Kuro No Tenshi Vol. 1 et 2
Dans quelques jours la neuvième édition de L’Etrange Festival proposera une rétrospective Takashi Ishii, cinéaste majeur dont l’œuvre reste néanmoins méconnue dans nos contrées, si l’on excepte le célèbre Gonin. Cet "hommage" va donc nous permettre de (re)découvrir une bonne partie de son œuvre sur grand écran et sous-titrée...
...et deux des œuvres les plus "connues" d’Ishii sont les Kuro no Tenshi. Adaptés des manga éponymes parus au début des années 80 dans différents hebdomadaires (dont Young Comic, certainement le plus connu), ces deux films n’ont aucun lien direct l’un avec l’autre, si ce n’est que leurs personnages principaux sont des tueuses professionnelles. Bon, comme d’habitude vous comprendrez aisément qu’il n’est pas évident de parler de films dont on a compris qu’une infime partie des dialogues, ça c’est un fait, mais le cinéma de Takashi Ishii est un cinéma que l’on ressent, un cinéma d’ambiance (ce qui n’a rien de péjoratif), je vais donc plutôt vous parler des sentiments procurés par la vision de ces deux films.
Kuro no Tenshi premier du nom nous conte l’histoire d’une petite fille répondant au prénom de Ikko, fille d’un chef de gang assassiné devant ses yeux par deux femmes alors qu’elle n’a que six ans. Elle est alors sauvée par une "amie de la famille", Mayo, plus connue sous le sobriquet Kuroi Tenshi, comprenez par-là l’ange noir, une tueuse professionnelle. Cette dernière envoie Ikko loin des soucis aux Etats-Unis... Quatorze ans plus tard, Ikko (Riona Hazuki - Parasite Eve) est devenue une grande et belle jeune femme, prête à tout pour venger la mort de ses parents. Elle soupçonne d’ailleurs plusieurs membres du clan d’avoir prémédité la mort de son père, dont l’actuel boss, le sans pitié Nogi (Jinpachi Nezu - Gonin, Jubaku). Entre temps, sa sauveuse est devenue un déchet miné par la drogue...
Oeuvre noire à l’esprit très proche d’un manga de par son découpage, Kuro no Tenshi n’en reste pas moins un film passionnant sur la loyauté et la trahison. Les deux héroïnes entretiennent une sorte de relation mère fille très oedipienne. Les personnages s’affrontant sont liés malgré eux par un passé qui ne cesse de les rattraper tout au long du film, jusqu’au final, tragique... Ishii semble à l’aise dans cet univers finalement très peu nuancé ; personne n’est tout blanc ni tout noir, il joue sur l’ambiguïté de ses personnages et sur leurs sentiments jusqu’au bout, d’une manière magistrale comme à l’accoutumé. C’est à peine un an plus tard qu’il entreprend le tournage du volume 2 de Kuro no Tenshi...

> **Exercices**:
1: Extrayez mot pour mot, dans la critique des Kuro no Tenshi, le passage qui commence à "Oeuvre noire à" et se termine à "Kuro no Tenshi...".
2: Présentez sous forme de liste JSON de chaînes, à raison d'une chaîne par ligne et sans les lignes vides, les lignes des données fournies qui vont de celle contenant "equals-label: = [429, 136, 439, 153]" à celle contenant "second-fraction: 7 9 [353, 219, 379, 289]", incluses.
Les lignes qui suivent n'ont aucun rapport avec la critique.

Annotations des cadres d'éléments:

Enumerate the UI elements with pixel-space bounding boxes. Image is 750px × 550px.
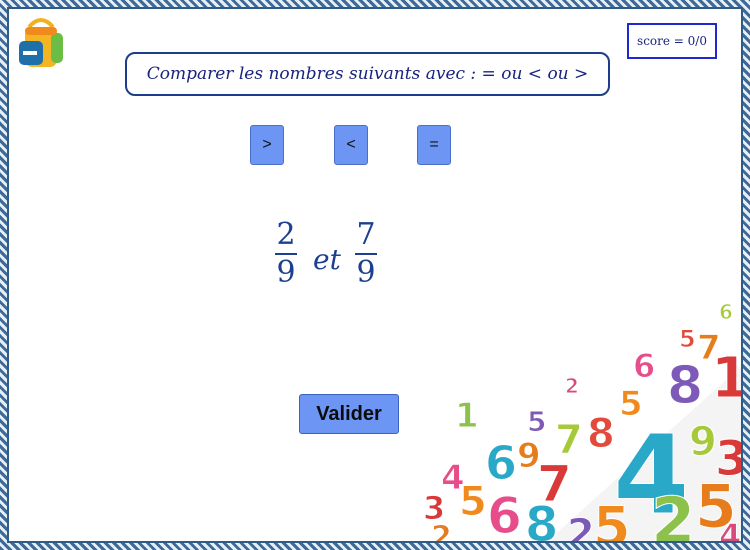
equals-label: = [429, 136, 439, 153]
score-label: score = 0/0 [637, 34, 707, 48]
svg-text:8: 8 [587, 411, 615, 457]
second-denominator: 9 [356, 255, 376, 290]
svg-text:1: 1 [711, 346, 743, 411]
first-numerator: 2 [276, 217, 296, 252]
validate-label: Valider [316, 402, 382, 425]
svg-text:5: 5 [459, 479, 487, 525]
fraction-comparison: 2 9 et 7 9 [271, 215, 391, 305]
second-fraction: 7 9 [353, 219, 379, 289]
svg-text:1: 1 [455, 396, 479, 436]
svg-text:2: 2 [565, 374, 579, 398]
svg-text:2: 2 [567, 511, 595, 543]
svg-text:3: 3 [715, 431, 743, 487]
svg-text:6: 6 [485, 436, 517, 490]
greater-than-label: > [262, 136, 272, 153]
less-than-button[interactable]: < [334, 125, 368, 165]
backpack-icon [19, 18, 63, 67]
second-numerator: 7 [356, 217, 376, 252]
svg-text:9: 9 [689, 419, 717, 465]
connector-text: et [313, 243, 341, 276]
score-display: score = 0/0 [627, 23, 717, 59]
numbers-illustration: 6 7 5 1 6 8 2 5 1 5 7 8 4 6 9 7 4 5 3 6 … [423, 300, 743, 543]
instruction-box: Comparer les nombres suivants avec : = o… [125, 52, 610, 96]
greater-than-button[interactable]: > [250, 125, 284, 165]
equals-button[interactable]: = [417, 125, 451, 165]
first-fraction: 2 9 [273, 219, 299, 289]
svg-text:6: 6 [633, 347, 655, 385]
svg-text:8: 8 [525, 497, 558, 543]
svg-text:4: 4 [719, 517, 741, 543]
instruction-text: Comparer les nombres suivants avec : = o… [146, 64, 589, 84]
svg-text:5: 5 [527, 405, 546, 438]
svg-text:8: 8 [667, 356, 703, 416]
svg-text:6: 6 [487, 487, 522, 543]
first-denominator: 9 [276, 255, 296, 290]
svg-text:5: 5 [679, 325, 696, 353]
svg-text:2: 2 [651, 485, 696, 543]
less-than-label: < [346, 136, 356, 153]
svg-text:5: 5 [593, 495, 631, 543]
validate-button[interactable]: Valider [299, 394, 399, 434]
activity-panel: score = 0/0 Comparer les nombres suivant… [7, 7, 743, 543]
svg-text:6: 6 [719, 300, 733, 324]
svg-text:2: 2 [431, 520, 452, 543]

> **Réponses dans l'ordre**:
1:
Oeuvre noire à l’esprit très proche d’un manga de par son découpage, Kuro no Tenshi n’en reste pas moins un film passionnant sur la loyauté et la trahison. Les deux héroïnes entretiennent une sorte de relation mère fille très oedipienne. Les personnages s’affrontant sont liés malgré eux par un passé qui ne cesse de les rattraper tout au long du film, jusqu’au final, tragique... Ishii semble à l’aise dans cet univers finalement très peu nuancé ; personne n’est tout blanc ni tout noir, il joue sur l’ambiguïté de ses personnages et sur leurs sentiments jusqu’au bout, d’une manière magistrale comme à l’accoutumé. C’est à peine un an plus tard qu’il entreprend le tournage du volume 2 de Kuro no Tenshi...

2:
[
  "equals-label: = [429, 136, 439, 153]",
  "score-label: score = 0/0 [637, 34, 707, 48]",
  "svg-text:8: 8 [587, 411, 615, 457]",
  "second-denominator: 9 [356, 255, 376, 290]",
  "svg-text:1: 1 [711, 346, 743, 411]",
  "first-numerator: 2 [276, 217, 296, 252]",
  "validate-label: Valider [316, 402, 382, 425]",
  "svg-text:5: 5 [459, 479, 487, 525]",
  "fraction-comparison: 2 9 et 7 9 [271, 215, 391, 305]",
  "second-fraction: 7 9 [353, 219, 379, 289]"
]